··· Supplied entries ···

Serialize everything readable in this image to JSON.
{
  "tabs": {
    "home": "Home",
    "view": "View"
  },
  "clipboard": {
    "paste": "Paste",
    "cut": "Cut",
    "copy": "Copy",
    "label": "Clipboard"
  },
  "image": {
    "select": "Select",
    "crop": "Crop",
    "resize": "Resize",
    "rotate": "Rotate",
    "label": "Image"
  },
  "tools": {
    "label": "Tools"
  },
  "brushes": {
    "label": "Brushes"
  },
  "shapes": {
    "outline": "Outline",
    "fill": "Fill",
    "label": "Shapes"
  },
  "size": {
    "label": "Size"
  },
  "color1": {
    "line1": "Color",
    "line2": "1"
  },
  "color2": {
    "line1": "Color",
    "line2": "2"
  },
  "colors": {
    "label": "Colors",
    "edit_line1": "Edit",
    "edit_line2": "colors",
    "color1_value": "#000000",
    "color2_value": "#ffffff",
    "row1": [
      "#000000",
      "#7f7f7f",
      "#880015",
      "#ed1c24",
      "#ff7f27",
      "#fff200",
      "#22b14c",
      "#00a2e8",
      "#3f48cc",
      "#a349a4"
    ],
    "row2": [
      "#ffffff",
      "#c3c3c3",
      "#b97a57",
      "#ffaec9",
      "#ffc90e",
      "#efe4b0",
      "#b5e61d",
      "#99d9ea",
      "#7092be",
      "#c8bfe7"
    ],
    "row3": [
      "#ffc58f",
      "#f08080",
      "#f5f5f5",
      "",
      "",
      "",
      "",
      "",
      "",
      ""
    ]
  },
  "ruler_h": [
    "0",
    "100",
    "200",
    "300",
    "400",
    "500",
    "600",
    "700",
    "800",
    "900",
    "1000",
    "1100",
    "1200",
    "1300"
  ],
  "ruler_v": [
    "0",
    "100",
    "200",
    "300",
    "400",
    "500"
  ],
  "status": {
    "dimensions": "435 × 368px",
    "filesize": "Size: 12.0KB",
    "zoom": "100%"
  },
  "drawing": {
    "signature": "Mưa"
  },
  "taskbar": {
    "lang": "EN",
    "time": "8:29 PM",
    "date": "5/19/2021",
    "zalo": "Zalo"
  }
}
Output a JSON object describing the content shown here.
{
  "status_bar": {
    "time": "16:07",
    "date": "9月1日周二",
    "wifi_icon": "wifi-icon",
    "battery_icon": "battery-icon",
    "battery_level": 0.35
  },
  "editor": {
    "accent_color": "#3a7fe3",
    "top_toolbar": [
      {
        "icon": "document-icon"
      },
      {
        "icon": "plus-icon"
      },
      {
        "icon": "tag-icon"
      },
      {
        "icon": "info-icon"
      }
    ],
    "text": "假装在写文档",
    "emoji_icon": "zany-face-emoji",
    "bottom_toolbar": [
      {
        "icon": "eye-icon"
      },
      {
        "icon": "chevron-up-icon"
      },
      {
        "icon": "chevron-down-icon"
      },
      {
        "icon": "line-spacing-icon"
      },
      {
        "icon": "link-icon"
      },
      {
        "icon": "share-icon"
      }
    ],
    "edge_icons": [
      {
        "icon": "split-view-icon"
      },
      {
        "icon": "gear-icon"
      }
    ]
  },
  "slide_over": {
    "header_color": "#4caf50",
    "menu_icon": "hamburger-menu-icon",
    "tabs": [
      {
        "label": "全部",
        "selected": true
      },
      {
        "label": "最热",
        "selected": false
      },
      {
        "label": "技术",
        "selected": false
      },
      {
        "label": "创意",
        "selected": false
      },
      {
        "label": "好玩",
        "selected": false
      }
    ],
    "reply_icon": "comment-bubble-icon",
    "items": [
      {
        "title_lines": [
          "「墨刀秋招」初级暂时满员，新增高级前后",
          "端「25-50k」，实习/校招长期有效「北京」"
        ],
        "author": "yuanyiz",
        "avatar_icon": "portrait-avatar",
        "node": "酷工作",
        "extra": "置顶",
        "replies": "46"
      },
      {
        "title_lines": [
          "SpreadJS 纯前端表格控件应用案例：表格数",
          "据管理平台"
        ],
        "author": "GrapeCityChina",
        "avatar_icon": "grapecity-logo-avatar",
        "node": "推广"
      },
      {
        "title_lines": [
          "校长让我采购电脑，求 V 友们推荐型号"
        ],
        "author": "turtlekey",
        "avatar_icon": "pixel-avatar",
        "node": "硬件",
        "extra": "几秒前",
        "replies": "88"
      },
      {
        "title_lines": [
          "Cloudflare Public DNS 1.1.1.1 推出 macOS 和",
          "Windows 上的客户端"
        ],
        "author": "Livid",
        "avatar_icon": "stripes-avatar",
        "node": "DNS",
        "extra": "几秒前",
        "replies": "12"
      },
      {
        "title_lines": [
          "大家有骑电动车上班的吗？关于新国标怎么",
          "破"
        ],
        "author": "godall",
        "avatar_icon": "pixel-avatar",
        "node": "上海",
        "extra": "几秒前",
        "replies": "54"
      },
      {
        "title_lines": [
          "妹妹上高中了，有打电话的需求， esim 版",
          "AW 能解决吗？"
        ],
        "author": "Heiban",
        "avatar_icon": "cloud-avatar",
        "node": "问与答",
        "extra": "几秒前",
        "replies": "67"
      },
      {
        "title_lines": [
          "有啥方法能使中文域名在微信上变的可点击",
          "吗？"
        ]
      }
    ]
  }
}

···

**Written task**
From the data above, count the lines where "JSON" occurs and give that figure and nothing else.

**Expected output**
2